STORED DATA:

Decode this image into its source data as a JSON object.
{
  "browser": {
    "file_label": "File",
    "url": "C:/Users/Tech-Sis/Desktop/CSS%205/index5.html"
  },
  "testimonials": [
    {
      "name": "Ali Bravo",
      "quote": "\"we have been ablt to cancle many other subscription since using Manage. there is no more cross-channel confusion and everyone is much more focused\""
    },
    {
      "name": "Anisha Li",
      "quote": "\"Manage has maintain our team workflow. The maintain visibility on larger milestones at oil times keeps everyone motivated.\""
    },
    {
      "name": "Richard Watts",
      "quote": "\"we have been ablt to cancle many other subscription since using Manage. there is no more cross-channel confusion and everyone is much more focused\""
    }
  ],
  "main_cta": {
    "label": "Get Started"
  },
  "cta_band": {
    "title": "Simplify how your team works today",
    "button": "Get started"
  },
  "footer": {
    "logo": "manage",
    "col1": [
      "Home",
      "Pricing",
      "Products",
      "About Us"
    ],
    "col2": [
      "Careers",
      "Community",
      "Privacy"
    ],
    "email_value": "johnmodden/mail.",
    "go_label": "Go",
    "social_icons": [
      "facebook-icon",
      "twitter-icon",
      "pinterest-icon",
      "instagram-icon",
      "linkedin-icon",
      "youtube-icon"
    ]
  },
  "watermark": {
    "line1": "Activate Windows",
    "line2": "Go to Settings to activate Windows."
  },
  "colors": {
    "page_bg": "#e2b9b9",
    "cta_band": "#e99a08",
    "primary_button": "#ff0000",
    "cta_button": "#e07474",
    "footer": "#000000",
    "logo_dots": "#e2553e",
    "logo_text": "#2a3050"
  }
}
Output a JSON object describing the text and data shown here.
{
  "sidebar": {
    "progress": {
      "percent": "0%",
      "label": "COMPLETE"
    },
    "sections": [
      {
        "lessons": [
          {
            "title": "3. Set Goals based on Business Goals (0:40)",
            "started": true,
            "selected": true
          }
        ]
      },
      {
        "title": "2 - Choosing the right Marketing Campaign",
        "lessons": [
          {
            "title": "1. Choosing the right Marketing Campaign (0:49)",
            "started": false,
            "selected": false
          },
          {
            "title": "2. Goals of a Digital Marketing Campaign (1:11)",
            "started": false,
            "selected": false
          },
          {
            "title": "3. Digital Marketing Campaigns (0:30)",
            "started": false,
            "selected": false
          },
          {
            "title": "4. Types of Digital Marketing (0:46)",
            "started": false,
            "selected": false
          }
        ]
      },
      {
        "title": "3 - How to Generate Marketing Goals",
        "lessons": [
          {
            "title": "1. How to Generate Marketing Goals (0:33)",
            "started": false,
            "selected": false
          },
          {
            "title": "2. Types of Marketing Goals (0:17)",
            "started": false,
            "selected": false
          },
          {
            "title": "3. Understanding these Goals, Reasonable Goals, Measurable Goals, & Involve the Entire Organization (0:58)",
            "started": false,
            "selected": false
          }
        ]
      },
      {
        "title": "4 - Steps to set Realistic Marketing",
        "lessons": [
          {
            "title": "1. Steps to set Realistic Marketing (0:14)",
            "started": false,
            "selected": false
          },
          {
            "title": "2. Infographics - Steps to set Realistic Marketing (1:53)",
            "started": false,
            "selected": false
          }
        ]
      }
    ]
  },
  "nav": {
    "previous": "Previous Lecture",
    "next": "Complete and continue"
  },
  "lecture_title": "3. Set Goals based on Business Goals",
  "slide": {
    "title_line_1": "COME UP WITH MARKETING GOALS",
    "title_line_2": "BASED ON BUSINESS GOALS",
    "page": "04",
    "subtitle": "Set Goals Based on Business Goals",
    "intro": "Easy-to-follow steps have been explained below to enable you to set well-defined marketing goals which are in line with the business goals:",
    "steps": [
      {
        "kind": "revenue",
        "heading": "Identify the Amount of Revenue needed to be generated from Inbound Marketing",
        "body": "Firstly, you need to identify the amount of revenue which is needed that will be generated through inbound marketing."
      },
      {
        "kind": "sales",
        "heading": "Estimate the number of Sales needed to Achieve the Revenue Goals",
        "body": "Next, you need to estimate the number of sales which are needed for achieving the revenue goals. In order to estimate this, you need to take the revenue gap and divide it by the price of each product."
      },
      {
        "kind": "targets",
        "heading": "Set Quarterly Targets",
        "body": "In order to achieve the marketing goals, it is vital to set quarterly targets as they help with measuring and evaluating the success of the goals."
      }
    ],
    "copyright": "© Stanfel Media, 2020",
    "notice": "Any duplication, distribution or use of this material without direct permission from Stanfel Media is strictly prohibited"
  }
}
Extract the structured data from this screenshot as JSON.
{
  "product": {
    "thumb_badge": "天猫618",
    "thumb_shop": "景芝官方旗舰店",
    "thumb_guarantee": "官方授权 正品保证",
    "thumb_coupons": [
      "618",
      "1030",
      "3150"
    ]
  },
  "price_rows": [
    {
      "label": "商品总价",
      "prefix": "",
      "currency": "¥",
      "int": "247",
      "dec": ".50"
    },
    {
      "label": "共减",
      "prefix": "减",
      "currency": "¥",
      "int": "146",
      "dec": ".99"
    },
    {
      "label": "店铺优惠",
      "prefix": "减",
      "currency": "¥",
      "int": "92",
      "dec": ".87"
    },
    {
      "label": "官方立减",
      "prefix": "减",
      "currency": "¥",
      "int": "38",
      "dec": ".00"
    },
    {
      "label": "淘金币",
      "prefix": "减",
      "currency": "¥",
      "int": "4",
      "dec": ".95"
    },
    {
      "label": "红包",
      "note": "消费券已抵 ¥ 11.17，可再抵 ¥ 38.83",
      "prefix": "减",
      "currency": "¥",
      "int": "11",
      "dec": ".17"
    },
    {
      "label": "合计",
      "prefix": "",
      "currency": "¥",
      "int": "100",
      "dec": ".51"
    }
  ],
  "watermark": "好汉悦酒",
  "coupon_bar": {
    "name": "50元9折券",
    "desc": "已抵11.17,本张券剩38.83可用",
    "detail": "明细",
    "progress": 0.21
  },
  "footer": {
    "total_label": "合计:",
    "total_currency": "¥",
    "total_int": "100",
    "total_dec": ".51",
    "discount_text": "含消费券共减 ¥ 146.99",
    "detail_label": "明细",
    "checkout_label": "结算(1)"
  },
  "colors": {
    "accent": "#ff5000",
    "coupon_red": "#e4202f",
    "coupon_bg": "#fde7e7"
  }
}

SET PROBLEM:
Recopy all the lines exactly as they appear.

WRITTEN SOLUTION:
Decode this image into its source data as a JSON object.
{
  "browser": {
    "file_label": "File",
    "url": "C:/Users/Tech-Sis/Desktop/CSS%205/index5.html"
  },
  "testimonials": [
    {
      "name": "Ali Bravo",
      "quote": "\"we have been ablt to cancle many other subscription since using Manage. there is no more cross-channel confusion and everyone is much more focused\""
    },
    {
      "name": "Anisha Li",
      "quote": "\"Manage has maintain our team workflow. The maintain visibility on larger milestones at oil times keeps everyone motivated.\""
    },
    {
      "name": "Richard Watts",
      "quote": "\"we have been ablt to cancle many other subscription since using Manage. there is no more cross-channel confusion and everyone is much more focused\""
    }
  ],
  "main_cta": {
    "label": "Get Started"
  },
  "cta_band": {
    "title": "Simplify how your team works today",
    "button": "Get started"
  },
  "footer": {
    "logo": "manage",
    "col1": [
      "Home",
      "Pricing",
      "Products",
      "About Us"
    ],
    "col2": [
      "Careers",
      "Community",
      "Privacy"
    ],
    "email_value": "johnmodden/mail.",
    "go_label": "Go",
    "social_icons": [
      "facebook-icon",
      "twitter-icon",
      "pinterest-icon",
      "instagram-icon",
      "linkedin-icon",
      "youtube-icon"
    ]
  },
  "watermark": {
    "line1": "Activate Windows",
    "line2": "Go to Settings to activate Windows."
  },
  "colors": {
    "page_bg": "#e2b9b9",
    "cta_band": "#e99a08",
    "primary_button": "#ff0000",
    "cta_button": "#e07474",
    "footer": "#000000",
    "logo_dots": "#e2553e",
    "logo_text": "#2a3050"
  }
}
Output a JSON object describing the text and data shown here.
{
  "sidebar": {
    "progress": {
      "percent": "0%",
      "label": "COMPLETE"
    },
    "sections": [
      {
        "lessons": [
          {
            "title": "3. Set Goals based on Business Goals (0:40)",
            "started": true,
            "selected": true
          }
        ]
      },
      {
        "title": "2 - Choosing the right Marketing Campaign",
        "lessons": [
          {
            "title": "1. Choosing the right Marketing Campaign (0:49)",
            "started": false,
            "selected": false
          },
          {
            "title": "2. Goals of a Digital Marketing Campaign (1:11)",
            "started": false,
            "selected": false
          },
          {
            "title": "3. Digital Marketing Campaigns (0:30)",
            "started": false,
            "selected": false
          },
          {
            "title": "4. Types of Digital Marketing (0:46)",
            "started": false,
            "selected": false
          }
        ]
      },
      {
        "title": "3 - How to Generate Marketing Goals",
        "lessons": [
          {
            "title": "1. How to Generate Marketing Goals (0:33)",
            "started": false,
            "selected": false
          },
          {
            "title": "2. Types of Marketing Goals (0:17)",
            "started": false,
            "selected": false
          },
          {
            "title": "3. Understanding these Goals, Reasonable Goals, Measurable Goals, & Involve the Entire Organization (0:58)",
            "started": false,
            "selected": false
          }
        ]
      },
      {
        "title": "4 - Steps to set Realistic Marketing",
        "lessons": [
          {
            "title": "1. Steps to set Realistic Marketing (0:14)",
            "started": false,
            "selected": false
          },
          {
            "title": "2. Infographics - Steps to set Realistic Marketing (1:53)",
            "started": false,
            "selected": false
          }
        ]
      }
    ]
  },
  "nav": {
    "previous": "Previous Lecture",
    "next": "Complete and continue"
  },
  "lecture_title": "3. Set Goals based on Business Goals",
  "slide": {
    "title_line_1": "COME UP WITH MARKETING GOALS",
    "title_line_2": "BASED ON BUSINESS GOALS",
    "page": "04",
    "subtitle": "Set Goals Based on Business Goals",
    "intro": "Easy-to-follow steps have been explained below to enable you to set well-defined marketing goals which are in line with the business goals:",
    "steps": [
      {
        "kind": "revenue",
        "heading": "Identify the Amount of Revenue needed to be generated from Inbound Marketing",
        "body": "Firstly, you need to identify the amount of revenue which is needed that will be generated through inbound marketing."
      },
      {
        "kind": "sales",
        "heading": "Estimate the number of Sales needed to Achieve the Revenue Goals",
        "body": "Next, you need to estimate the number of sales which are needed for achieving the revenue goals. In order to estimate this, you need to take the revenue gap and divide it by the price of each product."
      },
      {
        "kind": "targets",
        "heading": "Set Quarterly Targets",
        "body": "In order to achieve the marketing goals, it is vital to set quarterly targets as they help with measuring and evaluating the success of the goals."
      }
    ],
    "copyright": "© Stanfel Media, 2020",
    "notice": "Any duplication, distribution or use of this material without direct permission from Stanfel Media is strictly prohibited"
  }
}
Extract the structured data from this screenshot as JSON.
{
  "product": {
    "thumb_badge": "天猫618",
    "thumb_shop": "景芝官方旗舰店",
    "thumb_guarantee": "官方授权 正品保证",
    "thumb_coupons": [
      "618",
      "1030",
      "3150"
    ]
  },
  "price_rows": [
    {
      "label": "商品总价",
      "prefix": "",
      "currency": "¥",
      "int": "247",
      "dec": ".50"
    },
    {
      "label": "共减",
      "prefix": "减",
      "currency": "¥",
      "int": "146",
      "dec": ".99"
    },
    {
      "label": "店铺优惠",
      "prefix": "减",
      "currency": "¥",
      "int": "92",
      "dec": ".87"
    },
    {
      "label": "官方立减",
      "prefix": "减",
      "currency": "¥",
      "int": "38",
      "dec": ".00"
    },
    {
      "label": "淘金币",
      "prefix": "减",
      "currency": "¥",
      "int": "4",
      "dec": ".95"
    },
    {
      "label": "红包",
      "note": "消费券已抵 ¥ 11.17，可再抵 ¥ 38.83",
      "prefix": "减",
      "currency": "¥",
      "int": "11",
      "dec": ".17"
    },
    {
      "label": "合计",
      "prefix": "",
      "currency": "¥",
      "int": "100",
      "dec": ".51"
    }
  ],
  "watermark": "好汉悦酒",
  "coupon_bar": {
    "name": "50元9折券",
    "desc": "已抵11.17,本张券剩38.83可用",
    "detail": "明细",
    "progress": 0.21
  },
  "footer": {
    "total_label": "合计:",
    "total_currency": "¥",
    "total_int": "100",
    "total_dec": ".51",
    "discount_text": "含消费券共减 ¥ 146.99",
    "detail_label": "明细",
    "checkout_label": "结算(1)"
  },
  "colors": {
    "accent": "#ff5000",
    "coupon_red": "#e4202f",
    "coupon_bg": "#fde7e7"
  }
}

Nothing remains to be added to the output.